=== SHORT PROBLEM ===
Copy all of the material below exactly.

=== DATA FOR PROCESSING ===
* * * * * * * * *

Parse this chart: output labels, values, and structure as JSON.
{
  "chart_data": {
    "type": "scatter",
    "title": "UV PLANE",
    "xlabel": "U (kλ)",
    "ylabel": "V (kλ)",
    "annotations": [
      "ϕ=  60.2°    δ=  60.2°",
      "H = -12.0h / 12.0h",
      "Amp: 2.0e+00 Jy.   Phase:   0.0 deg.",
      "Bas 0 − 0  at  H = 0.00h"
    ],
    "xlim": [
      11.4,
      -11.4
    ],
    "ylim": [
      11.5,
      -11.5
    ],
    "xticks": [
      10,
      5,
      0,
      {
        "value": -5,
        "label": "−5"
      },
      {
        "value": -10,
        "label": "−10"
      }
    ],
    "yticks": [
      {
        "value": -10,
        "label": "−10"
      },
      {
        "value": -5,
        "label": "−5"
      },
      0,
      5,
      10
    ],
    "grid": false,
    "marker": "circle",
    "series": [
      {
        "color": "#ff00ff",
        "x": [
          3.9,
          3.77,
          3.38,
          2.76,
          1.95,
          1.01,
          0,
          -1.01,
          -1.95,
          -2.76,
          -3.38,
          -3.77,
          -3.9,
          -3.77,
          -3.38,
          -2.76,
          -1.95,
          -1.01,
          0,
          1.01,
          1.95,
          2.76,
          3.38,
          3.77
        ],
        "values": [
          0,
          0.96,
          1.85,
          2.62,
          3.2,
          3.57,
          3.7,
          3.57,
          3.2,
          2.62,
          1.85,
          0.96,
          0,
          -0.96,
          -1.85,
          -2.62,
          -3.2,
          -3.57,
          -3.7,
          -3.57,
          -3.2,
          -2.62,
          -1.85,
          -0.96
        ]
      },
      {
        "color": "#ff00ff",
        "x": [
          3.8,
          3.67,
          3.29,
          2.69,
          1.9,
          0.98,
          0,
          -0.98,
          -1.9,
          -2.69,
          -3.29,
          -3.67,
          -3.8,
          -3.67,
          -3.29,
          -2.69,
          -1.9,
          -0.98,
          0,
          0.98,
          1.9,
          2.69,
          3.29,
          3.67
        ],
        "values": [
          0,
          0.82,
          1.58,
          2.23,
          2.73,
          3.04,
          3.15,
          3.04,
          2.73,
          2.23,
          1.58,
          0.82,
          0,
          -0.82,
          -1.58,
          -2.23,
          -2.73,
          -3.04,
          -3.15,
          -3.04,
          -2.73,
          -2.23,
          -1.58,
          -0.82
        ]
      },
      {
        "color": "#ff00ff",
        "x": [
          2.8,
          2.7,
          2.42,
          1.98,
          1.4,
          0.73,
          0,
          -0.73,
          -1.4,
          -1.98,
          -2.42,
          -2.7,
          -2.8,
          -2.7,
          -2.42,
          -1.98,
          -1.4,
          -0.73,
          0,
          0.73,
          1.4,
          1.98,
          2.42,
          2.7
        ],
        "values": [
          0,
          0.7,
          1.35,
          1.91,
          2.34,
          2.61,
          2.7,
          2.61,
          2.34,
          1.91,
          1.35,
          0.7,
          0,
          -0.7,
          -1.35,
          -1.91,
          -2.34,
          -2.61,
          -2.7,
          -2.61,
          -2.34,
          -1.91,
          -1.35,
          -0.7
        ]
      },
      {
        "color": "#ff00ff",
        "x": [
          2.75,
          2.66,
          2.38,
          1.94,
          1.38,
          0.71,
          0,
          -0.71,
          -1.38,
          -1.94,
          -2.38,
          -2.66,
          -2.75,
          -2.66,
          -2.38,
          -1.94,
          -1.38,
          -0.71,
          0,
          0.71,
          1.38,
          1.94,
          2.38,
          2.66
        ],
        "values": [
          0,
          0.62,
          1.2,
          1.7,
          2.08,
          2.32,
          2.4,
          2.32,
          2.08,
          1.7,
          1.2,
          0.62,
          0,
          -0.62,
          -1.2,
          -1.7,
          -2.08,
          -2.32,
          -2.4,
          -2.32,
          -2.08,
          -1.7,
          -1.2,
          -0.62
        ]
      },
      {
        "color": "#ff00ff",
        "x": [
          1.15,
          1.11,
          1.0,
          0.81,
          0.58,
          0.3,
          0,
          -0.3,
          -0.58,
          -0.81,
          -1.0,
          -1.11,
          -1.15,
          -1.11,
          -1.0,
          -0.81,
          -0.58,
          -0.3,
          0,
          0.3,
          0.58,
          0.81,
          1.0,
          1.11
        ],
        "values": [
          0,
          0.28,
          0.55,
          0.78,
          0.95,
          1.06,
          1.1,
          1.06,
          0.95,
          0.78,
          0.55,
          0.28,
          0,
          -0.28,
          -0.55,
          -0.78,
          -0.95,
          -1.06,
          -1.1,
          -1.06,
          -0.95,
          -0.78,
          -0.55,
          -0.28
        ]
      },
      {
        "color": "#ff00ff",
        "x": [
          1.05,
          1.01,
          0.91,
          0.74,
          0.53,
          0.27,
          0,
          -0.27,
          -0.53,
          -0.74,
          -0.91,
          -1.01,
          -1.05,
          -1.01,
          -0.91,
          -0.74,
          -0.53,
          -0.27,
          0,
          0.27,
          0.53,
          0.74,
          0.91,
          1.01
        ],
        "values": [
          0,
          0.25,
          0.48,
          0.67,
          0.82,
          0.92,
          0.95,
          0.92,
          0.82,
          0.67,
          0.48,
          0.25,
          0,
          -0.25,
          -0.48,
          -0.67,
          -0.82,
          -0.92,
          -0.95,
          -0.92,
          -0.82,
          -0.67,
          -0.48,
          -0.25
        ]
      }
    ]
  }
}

* * * * * * * * *

=== FINAL RESULT ===
Parse this chart: output labels, values, and structure as JSON.
{
  "chart_data": {
    "type": "scatter",
    "title": "UV PLANE",
    "xlabel": "U (kλ)",
    "ylabel": "V (kλ)",
    "annotations": [
      "ϕ=  60.2°    δ=  60.2°",
      "H = -12.0h / 12.0h",
      "Amp: 2.0e+00 Jy.   Phase:   0.0 deg.",
      "Bas 0 − 0  at  H = 0.00h"
    ],
    "xlim": [
      11.4,
      -11.4
    ],
    "ylim": [
      11.5,
      -11.5
    ],
    "xticks": [
      10,
      5,
      0,
      {
        "value": -5,
        "label": "−5"
      },
      {
        "value": -10,
        "label": "−10"
      }
    ],
    "yticks": [
      {
        "value": -10,
        "label": "−10"
      },
      {
        "value": -5,
        "label": "−5"
      },
      0,
      5,
      10
    ],
    "grid": false,
    "marker": "circle",
    "series": [
      {
        "color": "#ff00ff",
        "x": [
          3.9,
          3.77,
          3.38,
          2.76,
          1.95,
          1.01,
          0,
          -1.01,
          -1.95,
          -2.76,
          -3.38,
          -3.77,
          -3.9,
          -3.77,
          -3.38,
          -2.76,
          -1.95,
          -1.01,
          0,
          1.01,
          1.95,
          2.76,
          3.38,
          3.77
        ],
        "values": [
          0,
          0.96,
          1.85,
          2.62,
          3.2,
          3.57,
          3.7,
          3.57,
          3.2,
          2.62,
          1.85,
          0.96,
          0,
          -0.96,
          -1.85,
          -2.62,
          -3.2,
          -3.57,
          -3.7,
          -3.57,
          -3.2,
          -2.62,
          -1.85,
          -0.96
        ]
      },
      {
        "color": "#ff00ff",
        "x": [
          3.8,
          3.67,
          3.29,
          2.69,
          1.9,
          0.98,
          0,
          -0.98,
          -1.9,
          -2.69,
          -3.29,
          -3.67,
          -3.8,
          -3.67,
          -3.29,
          -2.69,
          -1.9,
          -0.98,
          0,
          0.98,
          1.9,
          2.69,
          3.29,
          3.67
        ],
        "values": [
          0,
          0.82,
          1.58,
          2.23,
          2.73,
          3.04,
          3.15,
          3.04,
          2.73,
          2.23,
          1.58,
          0.82,
          0,
          -0.82,
          -1.58,
          -2.23,
          -2.73,
          -3.04,
          -3.15,
          -3.04,
          -2.73,
          -2.23,
          -1.58,
          -0.82
        ]
      },
      {
        "color": "#ff00ff",
        "x": [
          2.8,
          2.7,
          2.42,
          1.98,
          1.4,
          0.73,
          0,
          -0.73,
          -1.4,
          -1.98,
          -2.42,
          -2.7,
          -2.8,
          -2.7,
          -2.42,
          -1.98,
          -1.4,
          -0.73,
          0,
          0.73,
          1.4,
          1.98,
          2.42,
          2.7
        ],
        "values": [
          0,
          0.7,
          1.35,
          1.91,
          2.34,
          2.61,
          2.7,
          2.61,
          2.34,
          1.91,
          1.35,
          0.7,
          0,
          -0.7,
          -1.35,
          -1.91,
          -2.34,
          -2.61,
          -2.7,
          -2.61,
          -2.34,
          -1.91,
          -1.35,
          -0.7
        ]
      },
      {
        "color": "#ff00ff",
        "x": [
          2.75,
          2.66,
          2.38,
          1.94,
          1.38,
          0.71,
          0,
          -0.71,
          -1.38,
          -1.94,
          -2.38,
          -2.66,
          -2.75,
          -2.66,
          -2.38,
          -1.94,
          -1.38,
          -0.71,
          0,
          0.71,
          1.38,
          1.94,
          2.38,
          2.66
        ],
        "values": [
          0,
          0.62,
          1.2,
          1.7,
          2.08,
          2.32,
          2.4,
          2.32,
          2.08,
          1.7,
          1.2,
          0.62,
          0,
          -0.62,
          -1.2,
          -1.7,
          -2.08,
          -2.32,
          -2.4,
          -2.32,
          -2.08,
          -1.7,
          -1.2,
          -0.62
        ]
      },
      {
        "color": "#ff00ff",
        "x": [
          1.15,
          1.11,
          1.0,
          0.81,
          0.58,
          0.3,
          0,
          -0.3,
          -0.58,
          -0.81,
          -1.0,
          -1.11,
          -1.15,
          -1.11,
          -1.0,
          -0.81,
          -0.58,
          -0.3,
          0,
          0.3,
          0.58,
          0.81,
          1.0,
          1.11
        ],
        "values": [
          0,
          0.28,
          0.55,
          0.78,
          0.95,
          1.06,
          1.1,
          1.06,
          0.95,
          0.78,
          0.55,
          0.28,
          0,
          -0.28,
          -0.55,
          -0.78,
          -0.95,
          -1.06,
          -1.1,
          -1.06,
          -0.95,
          -0.78,
          -0.55,
          -0.28
        ]
      },
      {
        "color": "#ff00ff",
        "x": [
          1.05,
          1.01,
          0.91,
          0.74,
          0.53,
          0.27,
          0,
          -0.27,
          -0.53,
          -0.74,
          -0.91,
          -1.01,
          -1.05,
          -1.01,
          -0.91,
          -0.74,
          -0.53,
          -0.27,
          0,
          0.27,
          0.53,
          0.74,
          0.91,
          1.01
        ],
        "values": [
          0,
          0.25,
          0.48,
          0.67,
          0.82,
          0.92,
          0.95,
          0.92,
          0.82,
          0.67,
          0.48,
          0.25,
          0,
          -0.25,
          -0.48,
          -0.67,
          -0.82,
          -0.92,
          -0.95,
          -0.92,
          -0.82,
          -0.67,
          -0.48,
          -0.25
        ]
      }
    ]
  }
}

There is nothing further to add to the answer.